Given problem:
Restate, word for word, every line of the data.

The input:
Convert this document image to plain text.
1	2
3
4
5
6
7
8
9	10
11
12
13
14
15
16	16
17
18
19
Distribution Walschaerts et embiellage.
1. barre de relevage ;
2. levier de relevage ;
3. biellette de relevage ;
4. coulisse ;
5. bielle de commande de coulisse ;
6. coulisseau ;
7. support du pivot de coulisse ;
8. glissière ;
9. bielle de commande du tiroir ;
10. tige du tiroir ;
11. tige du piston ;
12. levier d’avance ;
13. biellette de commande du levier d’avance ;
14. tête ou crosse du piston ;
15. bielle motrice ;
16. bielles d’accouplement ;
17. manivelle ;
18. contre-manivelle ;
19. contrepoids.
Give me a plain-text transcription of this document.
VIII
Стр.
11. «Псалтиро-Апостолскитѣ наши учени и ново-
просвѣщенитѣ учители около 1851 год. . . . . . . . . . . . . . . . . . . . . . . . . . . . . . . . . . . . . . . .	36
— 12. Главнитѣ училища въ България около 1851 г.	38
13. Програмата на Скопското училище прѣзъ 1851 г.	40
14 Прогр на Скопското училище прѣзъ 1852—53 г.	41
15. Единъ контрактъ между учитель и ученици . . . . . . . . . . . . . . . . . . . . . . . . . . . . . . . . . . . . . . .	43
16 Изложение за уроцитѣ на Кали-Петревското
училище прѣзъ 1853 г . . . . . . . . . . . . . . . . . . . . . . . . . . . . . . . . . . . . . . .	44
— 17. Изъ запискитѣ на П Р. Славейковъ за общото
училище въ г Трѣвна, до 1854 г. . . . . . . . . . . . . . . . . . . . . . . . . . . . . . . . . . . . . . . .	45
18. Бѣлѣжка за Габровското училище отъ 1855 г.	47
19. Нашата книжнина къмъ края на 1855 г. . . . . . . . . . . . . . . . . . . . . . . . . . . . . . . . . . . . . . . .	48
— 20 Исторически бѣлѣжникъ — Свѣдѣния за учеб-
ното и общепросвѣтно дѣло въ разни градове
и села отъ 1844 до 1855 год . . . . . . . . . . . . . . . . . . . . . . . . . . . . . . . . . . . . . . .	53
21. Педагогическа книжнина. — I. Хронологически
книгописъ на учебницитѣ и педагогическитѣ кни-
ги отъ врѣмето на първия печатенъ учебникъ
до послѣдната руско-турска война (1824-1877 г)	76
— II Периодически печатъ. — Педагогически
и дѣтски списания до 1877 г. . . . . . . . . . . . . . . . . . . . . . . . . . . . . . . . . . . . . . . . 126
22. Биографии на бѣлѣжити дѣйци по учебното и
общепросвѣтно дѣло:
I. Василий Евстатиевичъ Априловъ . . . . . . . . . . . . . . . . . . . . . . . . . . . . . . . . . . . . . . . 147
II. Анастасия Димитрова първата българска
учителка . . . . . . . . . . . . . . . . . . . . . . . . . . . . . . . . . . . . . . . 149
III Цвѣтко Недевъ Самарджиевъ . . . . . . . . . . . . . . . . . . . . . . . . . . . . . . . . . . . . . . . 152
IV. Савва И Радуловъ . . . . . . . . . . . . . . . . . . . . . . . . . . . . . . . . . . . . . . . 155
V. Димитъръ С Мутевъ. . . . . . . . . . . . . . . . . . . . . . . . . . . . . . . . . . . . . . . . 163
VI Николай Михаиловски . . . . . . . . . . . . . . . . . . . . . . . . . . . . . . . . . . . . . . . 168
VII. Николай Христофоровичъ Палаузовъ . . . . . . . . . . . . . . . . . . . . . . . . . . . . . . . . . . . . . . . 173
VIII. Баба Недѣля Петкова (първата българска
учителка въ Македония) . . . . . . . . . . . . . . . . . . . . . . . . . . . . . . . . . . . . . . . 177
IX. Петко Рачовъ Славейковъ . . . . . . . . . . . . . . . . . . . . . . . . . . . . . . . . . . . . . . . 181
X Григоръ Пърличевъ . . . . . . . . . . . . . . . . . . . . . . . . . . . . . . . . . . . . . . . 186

Output of the exercise:
Convert this document image to plain text.
1	2
3
4
5
6
7
8
9	10
11
12
13
14
15
16	16
17
18
19
Distribution Walschaerts et embiellage.
1. barre de relevage ;
2. levier de relevage ;
3. biellette de relevage ;
4. coulisse ;
5. bielle de commande de coulisse ;
6. coulisseau ;
7. support du pivot de coulisse ;
8. glissière ;
9. bielle de commande du tiroir ;
10. tige du tiroir ;
11. tige du piston ;
12. levier d’avance ;
13. biellette de commande du levier d’avance ;
14. tête ou crosse du piston ;
15. bielle motrice ;
16. bielles d’accouplement ;
17. manivelle ;
18. contre-manivelle ;
19. contrepoids.
Give me a plain-text transcription of this document.
VIII
Стр.
11. «Псалтиро-Апостолскитѣ наши учени и ново-
просвѣщенитѣ учители около 1851 год. . . . . . . . . . . . . . . . . . . . . . . . . . . . . . . . . . . . . . . .	36
— 12. Главнитѣ училища въ България около 1851 г.	38
13. Програмата на Скопското училище прѣзъ 1851 г.	40
14 Прогр на Скопското училище прѣзъ 1852—53 г.	41
15. Единъ контрактъ между учитель и ученици . . . . . . . . . . . . . . . . . . . . . . . . . . . . . . . . . . . . . . .	43
16 Изложение за уроцитѣ на Кали-Петревското
училище прѣзъ 1853 г . . . . . . . . . . . . . . . . . . . . . . . . . . . . . . . . . . . . . . .	44
— 17. Изъ запискитѣ на П Р. Славейковъ за общото
училище въ г Трѣвна, до 1854 г. . . . . . . . . . . . . . . . . . . . . . . . . . . . . . . . . . . . . . . .	45
18. Бѣлѣжка за Габровското училище отъ 1855 г.	47
19. Нашата книжнина къмъ края на 1855 г. . . . . . . . . . . . . . . . . . . . . . . . . . . . . . . . . . . . . . . .	48
— 20 Исторически бѣлѣжникъ — Свѣдѣния за учеб-
ното и общепросвѣтно дѣло въ разни градове
и села отъ 1844 до 1855 год . . . . . . . . . . . . . . . . . . . . . . . . . . . . . . . . . . . . . . .	53
21. Педагогическа книжнина. — I. Хронологически
книгописъ на учебницитѣ и педагогическитѣ кни-
ги отъ врѣмето на първия печатенъ учебникъ
до послѣдната руско-турска война (1824-1877 г)	76
— II Периодически печатъ. — Педагогически
и дѣтски списания до 1877 г. . . . . . . . . . . . . . . . . . . . . . . . . . . . . . . . . . . . . . . . 126
22. Биографии на бѣлѣжити дѣйци по учебното и
общепросвѣтно дѣло:
I. Василий Евстатиевичъ Априловъ . . . . . . . . . . . . . . . . . . . . . . . . . . . . . . . . . . . . . . . 147
II. Анастасия Димитрова първата българска
учителка . . . . . . . . . . . . . . . . . . . . . . . . . . . . . . . . . . . . . . . 149
III Цвѣтко Недевъ Самарджиевъ . . . . . . . . . . . . . . . . . . . . . . . . . . . . . . . . . . . . . . . 152
IV. Савва И Радуловъ . . . . . . . . . . . . . . . . . . . . . . . . . . . . . . . . . . . . . . . 155
V. Димитъръ С Мутевъ. . . . . . . . . . . . . . . . . . . . . . . . . . . . . . . . . . . . . . . . 163
VI Николай Михаиловски . . . . . . . . . . . . . . . . . . . . . . . . . . . . . . . . . . . . . . . 168
VII. Николай Христофоровичъ Палаузовъ . . . . . . . . . . . . . . . . . . . . . . . . . . . . . . . . . . . . . . . 173
VIII. Баба Недѣля Петкова (първата българска
учителка въ Македония) . . . . . . . . . . . . . . . . . . . . . . . . . . . . . . . . . . . . . . . 177
IX. Петко Рачовъ Славейковъ . . . . . . . . . . . . . . . . . . . . . . . . . . . . . . . . . . . . . . . 181
X Григоръ Пърличевъ . . . . . . . . . . . . . . . . . . . . . . . . . . . . . . . . . . . . . . . 186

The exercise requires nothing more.